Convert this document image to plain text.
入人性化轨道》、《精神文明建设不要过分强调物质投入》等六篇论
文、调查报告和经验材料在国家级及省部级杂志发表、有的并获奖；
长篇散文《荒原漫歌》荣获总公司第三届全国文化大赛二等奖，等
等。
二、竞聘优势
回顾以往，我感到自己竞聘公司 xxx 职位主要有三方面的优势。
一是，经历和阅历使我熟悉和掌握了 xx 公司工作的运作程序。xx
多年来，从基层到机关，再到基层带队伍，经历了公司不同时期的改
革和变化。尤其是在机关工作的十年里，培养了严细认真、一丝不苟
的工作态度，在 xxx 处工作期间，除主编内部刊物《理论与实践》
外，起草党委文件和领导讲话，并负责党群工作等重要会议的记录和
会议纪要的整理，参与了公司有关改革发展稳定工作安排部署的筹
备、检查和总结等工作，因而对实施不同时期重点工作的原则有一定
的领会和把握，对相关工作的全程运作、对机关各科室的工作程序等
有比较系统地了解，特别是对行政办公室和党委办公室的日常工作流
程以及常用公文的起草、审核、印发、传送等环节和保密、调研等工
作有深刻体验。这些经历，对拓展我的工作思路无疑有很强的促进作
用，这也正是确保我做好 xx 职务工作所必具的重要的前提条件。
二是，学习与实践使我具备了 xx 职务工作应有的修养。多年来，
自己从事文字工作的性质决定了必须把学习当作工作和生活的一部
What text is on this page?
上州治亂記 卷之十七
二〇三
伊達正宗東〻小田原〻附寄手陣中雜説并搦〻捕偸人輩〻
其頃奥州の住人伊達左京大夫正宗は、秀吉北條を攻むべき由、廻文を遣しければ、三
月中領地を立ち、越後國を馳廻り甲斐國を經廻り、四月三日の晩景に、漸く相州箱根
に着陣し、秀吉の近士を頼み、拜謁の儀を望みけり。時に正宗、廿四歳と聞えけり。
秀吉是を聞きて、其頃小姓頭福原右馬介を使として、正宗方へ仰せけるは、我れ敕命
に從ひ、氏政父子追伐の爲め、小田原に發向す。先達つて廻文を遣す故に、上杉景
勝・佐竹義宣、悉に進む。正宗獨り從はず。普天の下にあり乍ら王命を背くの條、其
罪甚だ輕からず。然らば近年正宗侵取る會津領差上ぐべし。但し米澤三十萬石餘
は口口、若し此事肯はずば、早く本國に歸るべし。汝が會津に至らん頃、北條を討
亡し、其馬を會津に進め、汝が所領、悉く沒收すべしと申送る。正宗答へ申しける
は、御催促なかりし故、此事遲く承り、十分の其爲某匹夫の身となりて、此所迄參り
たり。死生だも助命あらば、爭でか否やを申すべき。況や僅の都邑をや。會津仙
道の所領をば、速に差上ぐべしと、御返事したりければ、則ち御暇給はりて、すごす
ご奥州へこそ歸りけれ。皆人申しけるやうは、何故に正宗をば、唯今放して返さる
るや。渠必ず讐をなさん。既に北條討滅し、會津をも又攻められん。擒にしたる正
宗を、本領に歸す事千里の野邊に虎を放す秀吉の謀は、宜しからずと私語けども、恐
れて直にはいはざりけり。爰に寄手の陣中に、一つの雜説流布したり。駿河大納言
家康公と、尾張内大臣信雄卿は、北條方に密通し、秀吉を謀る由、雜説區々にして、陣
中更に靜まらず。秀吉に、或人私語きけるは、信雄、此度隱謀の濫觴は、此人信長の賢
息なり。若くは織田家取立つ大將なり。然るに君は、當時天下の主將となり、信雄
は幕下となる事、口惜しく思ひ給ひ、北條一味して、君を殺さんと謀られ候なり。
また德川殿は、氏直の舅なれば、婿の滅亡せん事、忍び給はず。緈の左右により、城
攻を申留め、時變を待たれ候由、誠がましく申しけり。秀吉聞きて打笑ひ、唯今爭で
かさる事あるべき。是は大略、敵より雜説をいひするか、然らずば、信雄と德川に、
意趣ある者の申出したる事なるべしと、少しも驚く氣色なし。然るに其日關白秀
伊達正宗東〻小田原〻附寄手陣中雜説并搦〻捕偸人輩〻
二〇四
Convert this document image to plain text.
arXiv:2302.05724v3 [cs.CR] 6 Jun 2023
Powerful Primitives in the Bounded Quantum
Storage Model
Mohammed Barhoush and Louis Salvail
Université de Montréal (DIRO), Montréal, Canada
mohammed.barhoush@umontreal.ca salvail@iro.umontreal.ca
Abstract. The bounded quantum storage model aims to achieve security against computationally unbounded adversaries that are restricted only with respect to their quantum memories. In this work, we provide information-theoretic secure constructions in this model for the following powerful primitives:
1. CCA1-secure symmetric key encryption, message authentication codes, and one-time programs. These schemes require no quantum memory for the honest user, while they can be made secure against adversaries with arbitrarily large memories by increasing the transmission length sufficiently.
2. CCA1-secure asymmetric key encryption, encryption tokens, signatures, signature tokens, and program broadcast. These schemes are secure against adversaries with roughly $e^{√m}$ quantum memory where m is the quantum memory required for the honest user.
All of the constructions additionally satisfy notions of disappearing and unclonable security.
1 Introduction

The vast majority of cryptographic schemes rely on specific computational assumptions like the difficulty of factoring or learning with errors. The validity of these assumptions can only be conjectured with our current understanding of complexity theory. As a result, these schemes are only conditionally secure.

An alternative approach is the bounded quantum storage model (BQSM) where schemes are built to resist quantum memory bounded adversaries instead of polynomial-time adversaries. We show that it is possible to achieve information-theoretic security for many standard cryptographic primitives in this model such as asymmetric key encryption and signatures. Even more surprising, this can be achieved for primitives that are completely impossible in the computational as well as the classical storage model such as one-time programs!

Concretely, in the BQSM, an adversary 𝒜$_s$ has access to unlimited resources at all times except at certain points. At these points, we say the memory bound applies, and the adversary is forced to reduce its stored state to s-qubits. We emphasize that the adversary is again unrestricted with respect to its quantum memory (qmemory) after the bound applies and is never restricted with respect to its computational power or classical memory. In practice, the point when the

──────

DIRECTIVE ->
Above are lines of data; state how many of them contain the word "user", with no other output.

REPLY TO THE TASK ->
2